------ Materials provided

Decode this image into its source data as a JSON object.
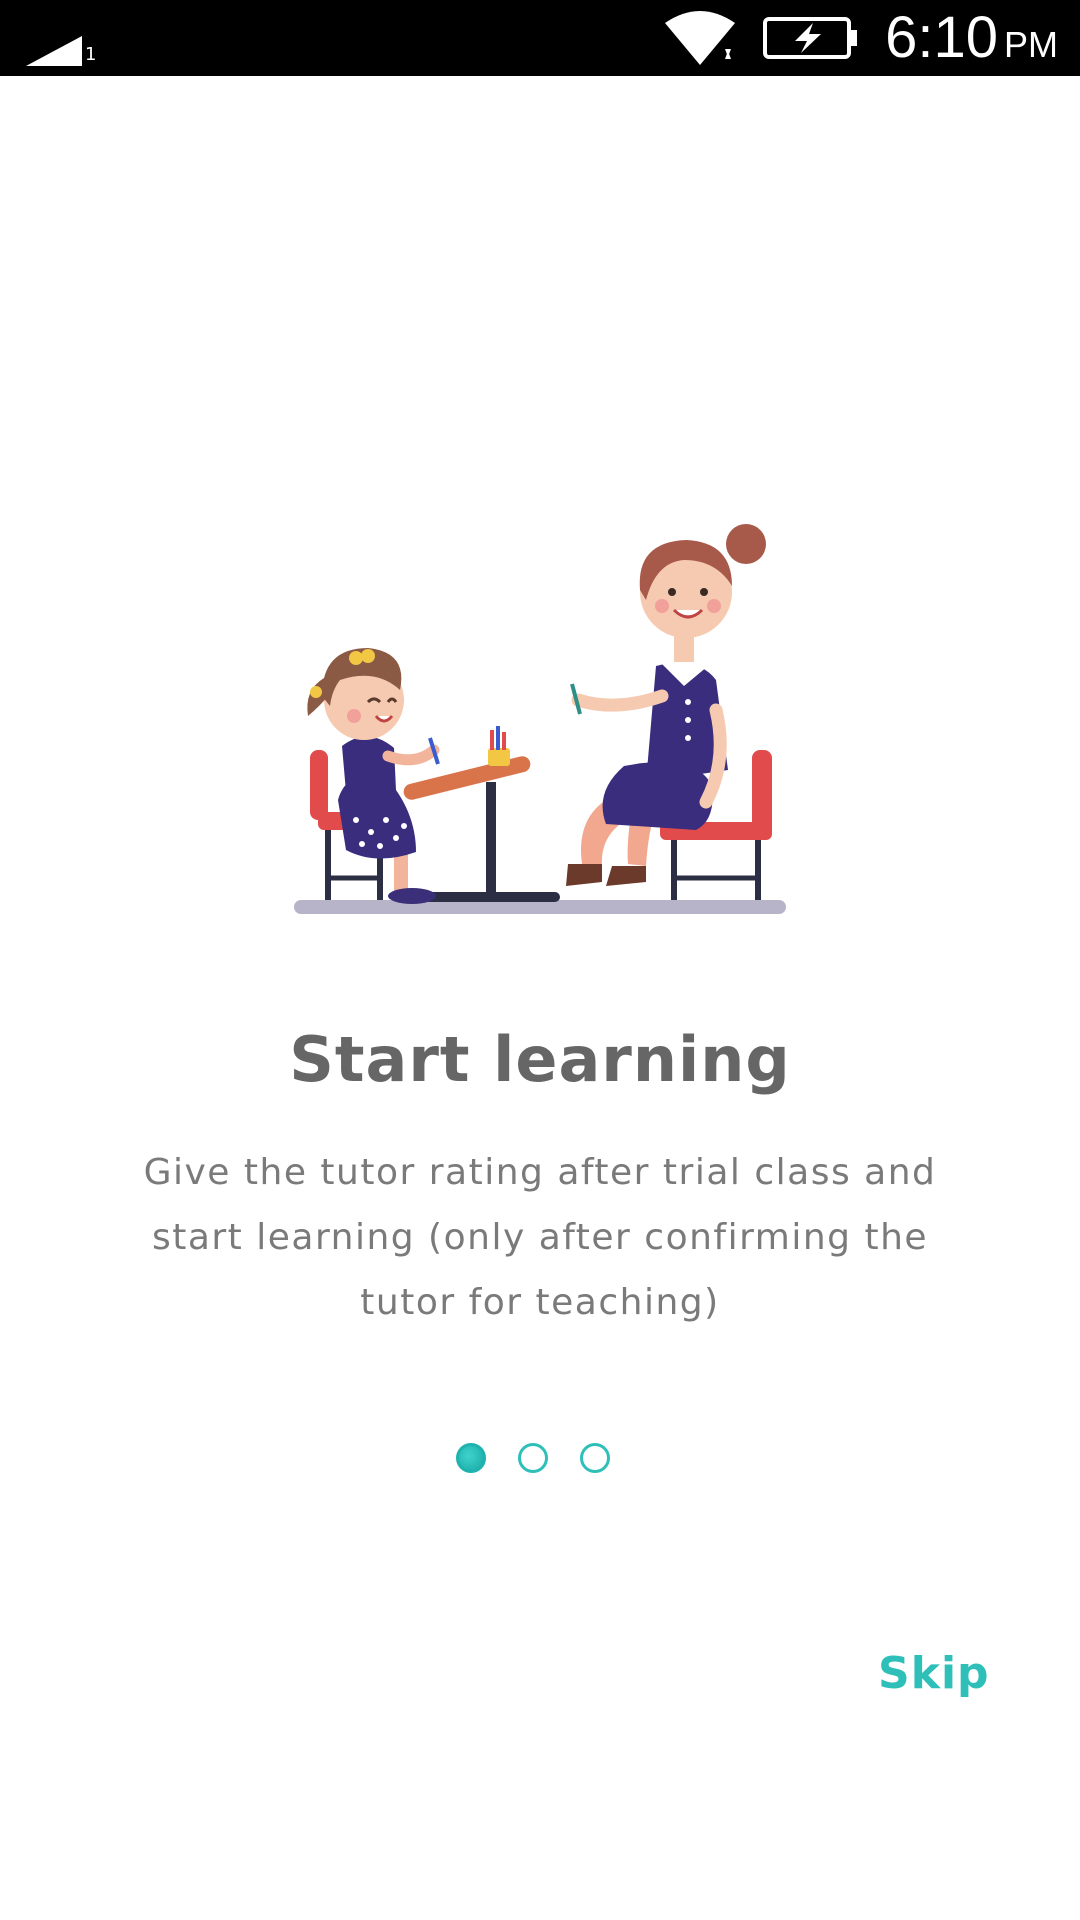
{
  "status_bar": {
    "signal_label": "1",
    "time": "6:10",
    "ampm": "PM",
    "icons": [
      "signal-icon",
      "wifi-icon",
      "battery-charging-icon"
    ]
  },
  "illustration": {
    "icon": "teacher-and-child-illustration"
  },
  "onboarding": {
    "title": "Start learning",
    "description": "Give the tutor rating after trial class and start learning (only after confirming the tutor for teaching)",
    "page_indicator": {
      "total_pages": 3,
      "current_page": 1
    },
    "skip_label": "Skip"
  },
  "colors": {
    "accent": "#2EBFB8",
    "title_text": "#666666",
    "body_text": "#7A7A7A",
    "status_bar_bg": "#000000",
    "background": "#FFFFFF"
  }
}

------------

Select the lines that carry the string "learning" and copy them.

*Solution to this exercise*.
    "title": "Start learning",
    "description": "Give the tutor rating after trial class and start learning (only after confirming the tutor for teaching)",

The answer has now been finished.